## [Written task]
Go through the records underneath and write each one out again exactly.

## [Collected data]

>> start

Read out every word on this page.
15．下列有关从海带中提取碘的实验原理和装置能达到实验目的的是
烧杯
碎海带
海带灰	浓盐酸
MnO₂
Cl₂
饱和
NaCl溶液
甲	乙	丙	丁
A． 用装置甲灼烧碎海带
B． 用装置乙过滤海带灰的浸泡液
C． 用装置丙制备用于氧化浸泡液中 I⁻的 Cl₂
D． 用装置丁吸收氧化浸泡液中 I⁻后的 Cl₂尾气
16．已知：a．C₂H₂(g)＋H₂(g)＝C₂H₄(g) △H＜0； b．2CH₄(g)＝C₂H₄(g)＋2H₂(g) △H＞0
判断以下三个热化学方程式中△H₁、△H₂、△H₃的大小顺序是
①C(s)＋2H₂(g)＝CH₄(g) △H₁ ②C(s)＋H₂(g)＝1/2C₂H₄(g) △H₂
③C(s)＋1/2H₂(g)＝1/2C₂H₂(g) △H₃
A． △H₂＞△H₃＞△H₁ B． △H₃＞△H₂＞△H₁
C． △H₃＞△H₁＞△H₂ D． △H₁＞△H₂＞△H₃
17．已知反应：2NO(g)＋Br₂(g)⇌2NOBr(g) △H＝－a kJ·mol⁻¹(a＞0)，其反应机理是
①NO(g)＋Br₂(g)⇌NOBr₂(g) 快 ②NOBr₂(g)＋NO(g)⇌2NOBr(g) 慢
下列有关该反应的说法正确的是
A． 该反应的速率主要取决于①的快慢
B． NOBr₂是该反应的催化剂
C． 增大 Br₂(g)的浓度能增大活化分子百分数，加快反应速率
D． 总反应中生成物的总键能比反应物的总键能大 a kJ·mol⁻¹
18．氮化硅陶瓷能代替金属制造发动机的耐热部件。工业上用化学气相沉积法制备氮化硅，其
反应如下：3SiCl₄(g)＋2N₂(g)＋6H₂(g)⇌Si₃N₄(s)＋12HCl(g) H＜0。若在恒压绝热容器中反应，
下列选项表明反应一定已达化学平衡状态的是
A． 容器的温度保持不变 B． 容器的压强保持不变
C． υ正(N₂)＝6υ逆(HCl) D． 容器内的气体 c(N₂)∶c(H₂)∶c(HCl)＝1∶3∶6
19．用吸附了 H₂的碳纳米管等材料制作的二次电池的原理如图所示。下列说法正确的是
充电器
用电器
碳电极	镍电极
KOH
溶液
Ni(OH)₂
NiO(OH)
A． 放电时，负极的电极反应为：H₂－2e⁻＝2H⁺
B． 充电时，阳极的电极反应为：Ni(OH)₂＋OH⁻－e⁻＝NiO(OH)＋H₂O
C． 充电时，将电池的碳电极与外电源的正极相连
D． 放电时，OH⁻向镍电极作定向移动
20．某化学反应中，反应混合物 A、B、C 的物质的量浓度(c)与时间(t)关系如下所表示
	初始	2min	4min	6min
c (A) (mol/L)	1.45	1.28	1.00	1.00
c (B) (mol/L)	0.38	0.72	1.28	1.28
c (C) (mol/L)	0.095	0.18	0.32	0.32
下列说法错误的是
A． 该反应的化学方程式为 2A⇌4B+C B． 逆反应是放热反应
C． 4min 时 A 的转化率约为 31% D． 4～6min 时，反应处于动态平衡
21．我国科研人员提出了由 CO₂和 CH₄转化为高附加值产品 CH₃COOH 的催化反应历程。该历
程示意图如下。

>> end

## [Solution for this task]
Read out every word on this page.
15．下列有关从海带中提取碘的实验原理和装置能达到实验目的的是
烧杯
碎海带
海带灰	浓盐酸
MnO₂
Cl₂
饱和
NaCl溶液
甲	乙	丙	丁
A． 用装置甲灼烧碎海带
B． 用装置乙过滤海带灰的浸泡液
C． 用装置丙制备用于氧化浸泡液中 I⁻的 Cl₂
D． 用装置丁吸收氧化浸泡液中 I⁻后的 Cl₂尾气
16．已知：a．C₂H₂(g)＋H₂(g)＝C₂H₄(g) △H＜0； b．2CH₄(g)＝C₂H₄(g)＋2H₂(g) △H＞0
判断以下三个热化学方程式中△H₁、△H₂、△H₃的大小顺序是
①C(s)＋2H₂(g)＝CH₄(g) △H₁ ②C(s)＋H₂(g)＝1/2C₂H₄(g) △H₂
③C(s)＋1/2H₂(g)＝1/2C₂H₂(g) △H₃
A． △H₂＞△H₃＞△H₁ B． △H₃＞△H₂＞△H₁
C． △H₃＞△H₁＞△H₂ D． △H₁＞△H₂＞△H₃
17．已知反应：2NO(g)＋Br₂(g)⇌2NOBr(g) △H＝－a kJ·mol⁻¹(a＞0)，其反应机理是
①NO(g)＋Br₂(g)⇌NOBr₂(g) 快 ②NOBr₂(g)＋NO(g)⇌2NOBr(g) 慢
下列有关该反应的说法正确的是
A． 该反应的速率主要取决于①的快慢
B． NOBr₂是该反应的催化剂
C． 增大 Br₂(g)的浓度能增大活化分子百分数，加快反应速率
D． 总反应中生成物的总键能比反应物的总键能大 a kJ·mol⁻¹
18．氮化硅陶瓷能代替金属制造发动机的耐热部件。工业上用化学气相沉积法制备氮化硅，其
反应如下：3SiCl₄(g)＋2N₂(g)＋6H₂(g)⇌Si₃N₄(s)＋12HCl(g) H＜0。若在恒压绝热容器中反应，
下列选项表明反应一定已达化学平衡状态的是
A． 容器的温度保持不变 B． 容器的压强保持不变
C． υ正(N₂)＝6υ逆(HCl) D． 容器内的气体 c(N₂)∶c(H₂)∶c(HCl)＝1∶3∶6
19．用吸附了 H₂的碳纳米管等材料制作的二次电池的原理如图所示。下列说法正确的是
充电器
用电器
碳电极	镍电极
KOH
溶液
Ni(OH)₂
NiO(OH)
A． 放电时，负极的电极反应为：H₂－2e⁻＝2H⁺
B． 充电时，阳极的电极反应为：Ni(OH)₂＋OH⁻－e⁻＝NiO(OH)＋H₂O
C． 充电时，将电池的碳电极与外电源的正极相连
D． 放电时，OH⁻向镍电极作定向移动
20．某化学反应中，反应混合物 A、B、C 的物质的量浓度(c)与时间(t)关系如下所表示
	初始	2min	4min	6min
c (A) (mol/L)	1.45	1.28	1.00	1.00
c (B) (mol/L)	0.38	0.72	1.28	1.28
c (C) (mol/L)	0.095	0.18	0.32	0.32
下列说法错误的是
A． 该反应的化学方程式为 2A⇌4B+C B． 逆反应是放热反应
C． 4min 时 A 的转化率约为 31% D． 4～6min 时，反应处于动态平衡
21．我国科研人员提出了由 CO₂和 CH₄转化为高附加值产品 CH₃COOH 的催化反应历程。该历
程示意图如下。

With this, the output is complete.